Continue the news article about Malaysia and the frozen CLOB shares from the point where it stops.

Selected excerpt
────────────────

Indonesian Political, Business & Finance News

Malaysia in hot seat again over CLOB

| Source: REUTERS

Malaysia in hot seat again over CLOB

By Nelson Graves

KUALA LUMPUR (Reuters): Malaysia has stirred new doubts about
its commitment to market transparency with its handling of a plan
to buy up billions of dollars worth of shares formerly traded in
Singapore.

The government on Monday distanced itself from the proposal by
a new company to pay an estimated US$1.5 billion to buy shares in
Malaysian companies which had been traded on Singapore's
over-the-counter market but have been frozen for seven months.

However, Kuala Lumpur's implicit initial support for the plan
has incensed many Singapore investors unhappy with its terms, and
triggered fresh criticism of the Malaysian government's
involvement with the market.

"Everything about this proposal smells," said an executive
with a Malaysian bank.

Even so, bankers and stockmarket analysts said the plan by
Effective Capital Sdn Bhd could end up being a useful step
towards a resolution of the dispute over the shares, which has
contributed to a souring of Malaysia-Singapore ties.

Trading of Malaysian shares on Singapore's Central Limit Order
Book (CLOB) market ended abruptly last September after Kuala
Lumpur imposed capital controls.

The Malaysian government, keen to avoid undermining a six-week
stock market rally, has been seeking a means of unfreezing the
shares without having them dumped on the market.

Effective Capital, controlled by little known businessman
Akbar Khan, pledged not to unload the shares.

The firm, formed in February, received approval from
Malaysia's Foreign Investment Committee and a waiver from the
country's Securities Commission freeing it from takeover
obligations in the event its stake in a company rose above one
third.

Those approvals sent out a signal that the government at least
initially backed Akbar Khan's plan, analysts said.

They said the government appears keen to settle the issue
before Morgan Stanley Capital International (MSCI) decides
whether to reinstate Malaysia in its emerging markets indices.

Malaysia was removed from the indices after it imposed capital
controls. MSCI was expected to review Malaysia's status in mid-
May, analysts said.

Japan, which has agreed to lend Malaysia billions of dollars
to help it recover from its first recession in 13 years, was also
pressing Kuala Lumpur to resolve the issue, analysts said.

Effective Capital's plan won the backing of several leading
Malaysian banks, although one large institution stayed out on the
grounds it had a major presence in Singapore, bankers said.

Malaysian officials put distance between themselves and the
proposal only after it came under blistering criticism by
Singapore investors.

────────────────

Given data
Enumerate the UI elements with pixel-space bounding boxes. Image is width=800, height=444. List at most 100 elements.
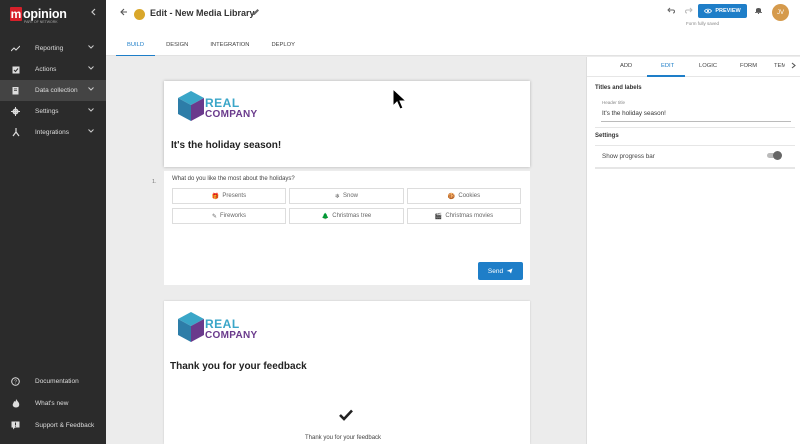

────────────────

Solved problem
They were upset that while Akbar's offer would pay investors
an average 45 percent premium on pre-capital control prices of
the securities involved, it equated to an average 50 percent
discount from present price levels.

"There are several proposals, some of which might be
acceptable, some might not," Prime Minister Mahathir Mohamad said
late on Monday. "We are still studying how to solve this matter
without damage to our stock exchange."

The plain-speaking Mahathir could not resist taking a shot at
Singapore investors, saying they deserved to be paid a discount.

"They did nothing to bring up the value of the shares," he
said. "I don't think it is morally right for them to gain benefit
from something they did not help achieving."

On the plus side for Singapore investors, the Akbar
controversy seems to have been a catalyst for bringing other
plans to light and putting Malaysia under further pressure to
move forward on a solution, analysts said.

Malaysia has received seven proposals to resolve the CLOB
issue, Channel News Asia said on Monday, citing plans by
investment houses Goldman Sachs and Jardine Fleming.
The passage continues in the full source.